Start Material shown
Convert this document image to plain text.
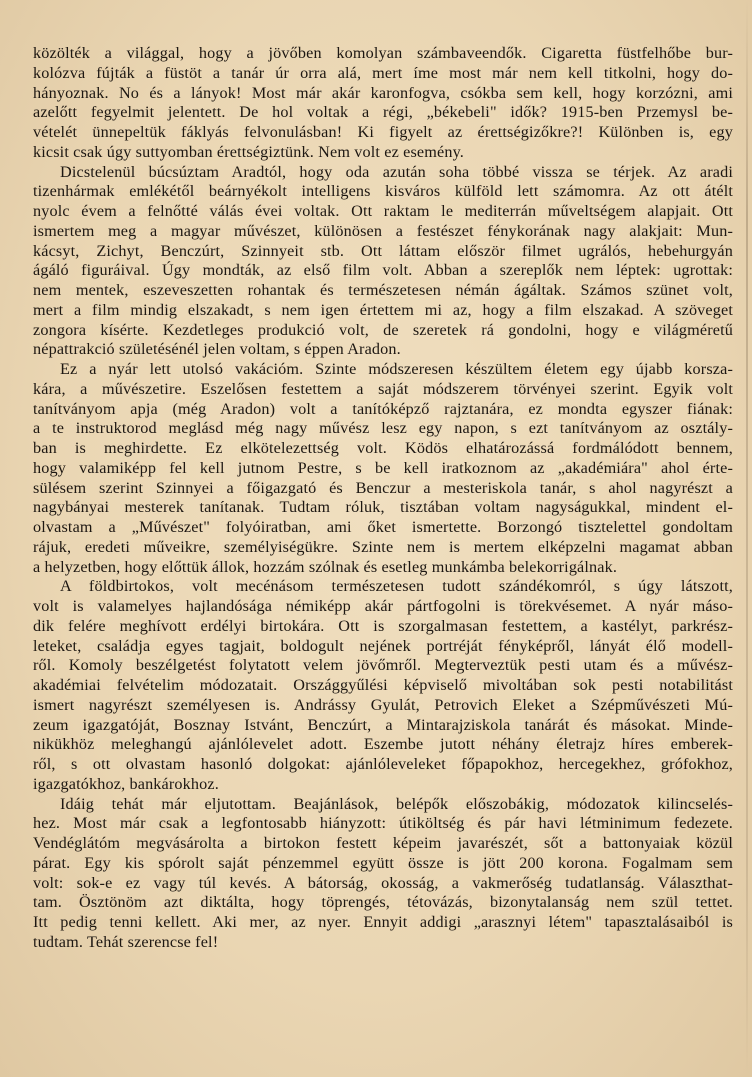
közölték a világgal, hogy a jövőben komolyan számbaveendők. Cigaretta füstfelhőbe bur-
kolózva fújták a füstöt a tanár úr orra alá, mert íme most már nem kell titkolni, hogy do-
hányoznak. No és a lányok! Most már akár karonfogva, csókba sem kell, hogy korzózni, ami
azelőtt fegyelmit jelentett. De hol voltak a régi, „békebeli" idők? 1915-ben Przemysl be-
vételét ünnepeltük fáklyás felvonulásban! Ki figyelt az érettségizőkre?! Különben is, egy
kicsit csak úgy suttyomban érettségiztünk. Nem volt ez esemény.

Dicstelenül búcsúztam Aradtól, hogy oda azután soha többé vissza se térjek. Az aradi
tizenhármak emlékétől beárnyékolt intelligens kisváros külföld lett számomra. Az ott átélt
nyolc évem a felnőtté válás évei voltak. Ott raktam le mediterrán műveltségem alapjait. Ott
ismertem meg a magyar művészet, különösen a festészet fénykorának nagy alakjait: Mun-
kácsyt, Zichyt, Benczúrt, Szinnyeit stb. Ott láttam először filmet ugrálós, hebehurgyán
ágáló figuráival. Úgy mondták, az első film volt. Abban a szereplők nem léptek: ugrottak:
nem mentek, eszeveszetten rohantak és természetesen némán ágáltak. Számos szünet volt,
mert a film mindig elszakadt, s nem igen értettem mi az, hogy a film elszakad. A szöveget
zongora kísérte. Kezdetleges produkció volt, de szeretek rá gondolni, hogy e világméretű
népattrakció születésénél jelen voltam, s éppen Aradon.

Ez a nyár lett utolsó vakációm. Szinte módszeresen készültem életem egy újabb korsza-
kára, a művészetire. Eszelősen festettem a saját módszerem törvényei szerint. Egyik volt
tanítványom apja (még Aradon) volt a tanítóképző rajztanára, ez mondta egyszer fiának:
a te instruktorod meglásd még nagy művész lesz egy napon, s ezt tanítványom az osztály-
ban is meghirdette. Ez elkötelezettség volt. Ködös elhatározássá fordmálódott bennem,
hogy valamiképp fel kell jutnom Pestre, s be kell iratkoznom az „akadémiára" ahol érte-
sülésem szerint Szinnyei a főigazgató és Benczur a mesteriskola tanár, s ahol nagyrészt a
nagybányai mesterek tanítanak. Tudtam róluk, tisztában voltam nagyságukkal, mindent el-
olvastam a „Művészet" folyóiratban, ami őket ismertette. Borzongó tisztelettel gondoltam
rájuk, eredeti műveikre, személyiségükre. Szinte nem is mertem elképzelni magamat abban
a helyzetben, hogy előttük állok, hozzám szólnak és esetleg munkámba belekorrigálnak.

A földbirtokos, volt mecénásom természetesen tudott szándékomról, s úgy látszott,
volt is valamelyes hajlandósága némiképp akár pártfogolni is törekvésemet. A nyár máso-
dik felére meghívott erdélyi birtokára. Ott is szorgalmasan festettem, a kastélyt, parkrész-
leteket, családja egyes tagjait, boldogult nejének portréját fényképről, lányát élő modell-
ről. Komoly beszélgetést folytatott velem jövőmről. Megterveztük pesti utam és a művész-
akadémiai felvételim módozatait. Országgyűlési képviselő mivoltában sok pesti notabilitást
ismert nagyrészt személyesen is. Andrássy Gyulát, Petrovich Eleket a Szépművészeti Mú-
zeum igazgatóját, Bosznay Istvánt, Benczúrt, a Mintarajziskola tanárát és másokat. Minde-
nikükhöz meleghangú ajánlólevelet adott. Eszembe jutott néhány életrajz híres emberek-
ről, s ott olvastam hasonló dolgokat: ajánlóleveleket főpapokhoz, hercegekhez, grófokhoz,
igazgatókhoz, bankárokhoz.

Idáig tehát már eljutottam. Beajánlások, belépők előszobákig, módozatok kilincselés-
hez. Most már csak a legfontosabb hiányzott: útiköltség és pár havi létminimum fedezete.
Vendéglátóm megvásárolta a birtokon festett képeim javarészét, sőt a battonyaiak közül
párat. Egy kis spórolt saját pénzemmel együtt össze is jött 200 korona. Fogalmam sem
volt: sok-e ez vagy túl kevés. A bátorság, okosság, a vakmerőség tudatlanság. Választhat-
tam. Ösztönöm azt diktálta, hogy töprengés, tétovázás, bizonytalanság nem szül tettet.
Itt pedig tenni kellett. Aki mer, az nyer. Ennyit addigi „arasznyi létem" tapasztalásaiból is
tudtam. Tehát szerencse fel!
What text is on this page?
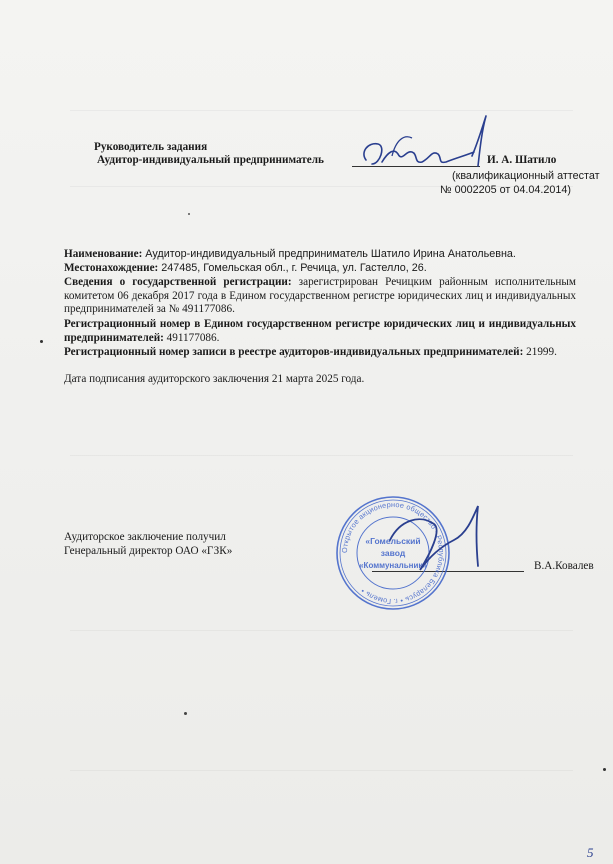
Руководитель задания
Аудитор-индивидуальный предприниматель	И. А. Шатило
(квалификационный аттестат
№ 0002205 от 04.04.2014)
Наименование: Аудитор-индивидуальный предприниматель Шатило Ирина Анатольевна.
Местонахождение: 247485, Гомельская обл., г. Речица, ул. Гастелло, 26.
Сведения о государственной регистрации: зарегистрирован Речицким районным исполнительным комитетом 06 декабря 2017 года в Едином государственном регистре юридических лиц и индивидуальных предпринимателей за № 491177086.
Регистрационный номер в Едином государственном регистре юридических лиц и индивидуальных предпринимателей: 491177086.
Регистрационный номер записи в реестре аудиторов-индивидуальных предпринимателей: 21999.
Дата подписания аудиторского заключения 21 марта 2025 года.
Аудиторское заключение получил
Генеральный директор ОАО «ГЗК»
В.А.Ковалев
Открытое акционерное общество • Республика Беларусь • г. Гомель •
«Гомельский
завод
«Коммунальник»
5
End Material shown
→ **Exercise objective**
From the listing, extract all text exactly as given and drop any picture.

→ **Output of the exercise**
Convert this document image to plain text.
közölték a világgal, hogy a jövőben komolyan számbaveendők. Cigaretta füstfelhőbe bur-
kolózva fújták a füstöt a tanár úr orra alá, mert íme most már nem kell titkolni, hogy do-
hányoznak. No és a lányok! Most már akár karonfogva, csókba sem kell, hogy korzózni, ami
azelőtt fegyelmit jelentett. De hol voltak a régi, „békebeli" idők? 1915-ben Przemysl be-
vételét ünnepeltük fáklyás felvonulásban! Ki figyelt az érettségizőkre?! Különben is, egy
kicsit csak úgy suttyomban érettségiztünk. Nem volt ez esemény.

Dicstelenül búcsúztam Aradtól, hogy oda azután soha többé vissza se térjek. Az aradi
tizenhármak emlékétől beárnyékolt intelligens kisváros külföld lett számomra. Az ott átélt
nyolc évem a felnőtté válás évei voltak. Ott raktam le mediterrán műveltségem alapjait. Ott
ismertem meg a magyar művészet, különösen a festészet fénykorának nagy alakjait: Mun-
kácsyt, Zichyt, Benczúrt, Szinnyeit stb. Ott láttam először filmet ugrálós, hebehurgyán
ágáló figuráival. Úgy mondták, az első film volt. Abban a szereplők nem léptek: ugrottak:
nem mentek, eszeveszetten rohantak és természetesen némán ágáltak. Számos szünet volt,
mert a film mindig elszakadt, s nem igen értettem mi az, hogy a film elszakad. A szöveget
zongora kísérte. Kezdetleges produkció volt, de szeretek rá gondolni, hogy e világméretű
népattrakció születésénél jelen voltam, s éppen Aradon.

Ez a nyár lett utolsó vakációm. Szinte módszeresen készültem életem egy újabb korsza-
kára, a művészetire. Eszelősen festettem a saját módszerem törvényei szerint. Egyik volt
tanítványom apja (még Aradon) volt a tanítóképző rajztanára, ez mondta egyszer fiának:
a te instruktorod meglásd még nagy művész lesz egy napon, s ezt tanítványom az osztály-
ban is meghirdette. Ez elkötelezettség volt. Ködös elhatározássá fordmálódott bennem,
hogy valamiképp fel kell jutnom Pestre, s be kell iratkoznom az „akadémiára" ahol érte-
sülésem szerint Szinnyei a főigazgató és Benczur a mesteriskola tanár, s ahol nagyrészt a
nagybányai mesterek tanítanak. Tudtam róluk, tisztában voltam nagyságukkal, mindent el-
olvastam a „Művészet" folyóiratban, ami őket ismertette. Borzongó tisztelettel gondoltam
rájuk, eredeti műveikre, személyiségükre. Szinte nem is mertem elképzelni magamat abban
a helyzetben, hogy előttük állok, hozzám szólnak és esetleg munkámba belekorrigálnak.

A földbirtokos, volt mecénásom természetesen tudott szándékomról, s úgy látszott,
volt is valamelyes hajlandósága némiképp akár pártfogolni is törekvésemet. A nyár máso-
dik felére meghívott erdélyi birtokára. Ott is szorgalmasan festettem, a kastélyt, parkrész-
leteket, családja egyes tagjait, boldogult nejének portréját fényképről, lányát élő modell-
ről. Komoly beszélgetést folytatott velem jövőmről. Megterveztük pesti utam és a művész-
akadémiai felvételim módozatait. Országgyűlési képviselő mivoltában sok pesti notabilitást
ismert nagyrészt személyesen is. Andrássy Gyulát, Petrovich Eleket a Szépművészeti Mú-
zeum igazgatóját, Bosznay Istvánt, Benczúrt, a Mintarajziskola tanárát és másokat. Minde-
nikükhöz meleghangú ajánlólevelet adott. Eszembe jutott néhány életrajz híres emberek-
ről, s ott olvastam hasonló dolgokat: ajánlóleveleket főpapokhoz, hercegekhez, grófokhoz,
igazgatókhoz, bankárokhoz.

Idáig tehát már eljutottam. Beajánlások, belépők előszobákig, módozatok kilincselés-
hez. Most már csak a legfontosabb hiányzott: útiköltség és pár havi létminimum fedezete.
Vendéglátóm megvásárolta a birtokon festett képeim javarészét, sőt a battonyaiak közül
párat. Egy kis spórolt saját pénzemmel együtt össze is jött 200 korona. Fogalmam sem
volt: sok-e ez vagy túl kevés. A bátorság, okosság, a vakmerőség tudatlanság. Választhat-
tam. Ösztönöm azt diktálta, hogy töprengés, tétovázás, bizonytalanság nem szül tettet.
Itt pedig tenni kellett. Aki mer, az nyer. Ennyit addigi „arasznyi létem" tapasztalásaiból is
tudtam. Tehát szerencse fel!
What text is on this page?
Руководитель задания
Аудитор-индивидуальный предприниматель	И. А. Шатило
(квалификационный аттестат
№ 0002205 от 04.04.2014)
Наименование: Аудитор-индивидуальный предприниматель Шатило Ирина Анатольевна.
Местонахождение: 247485, Гомельская обл., г. Речица, ул. Гастелло, 26.
Сведения о государственной регистрации: зарегистрирован Речицким районным исполнительным комитетом 06 декабря 2017 года в Едином государственном регистре юридических лиц и индивидуальных предпринимателей за № 491177086.
Регистрационный номер в Едином государственном регистре юридических лиц и индивидуальных предпринимателей: 491177086.
Регистрационный номер записи в реестре аудиторов-индивидуальных предпринимателей: 21999.
Дата подписания аудиторского заключения 21 марта 2025 года.
Аудиторское заключение получил
Генеральный директор ОАО «ГЗК»
В.А.Ковалев
Открытое акционерное общество • Республика Беларусь • г. Гомель •
«Гомельский
завод
«Коммунальник»
5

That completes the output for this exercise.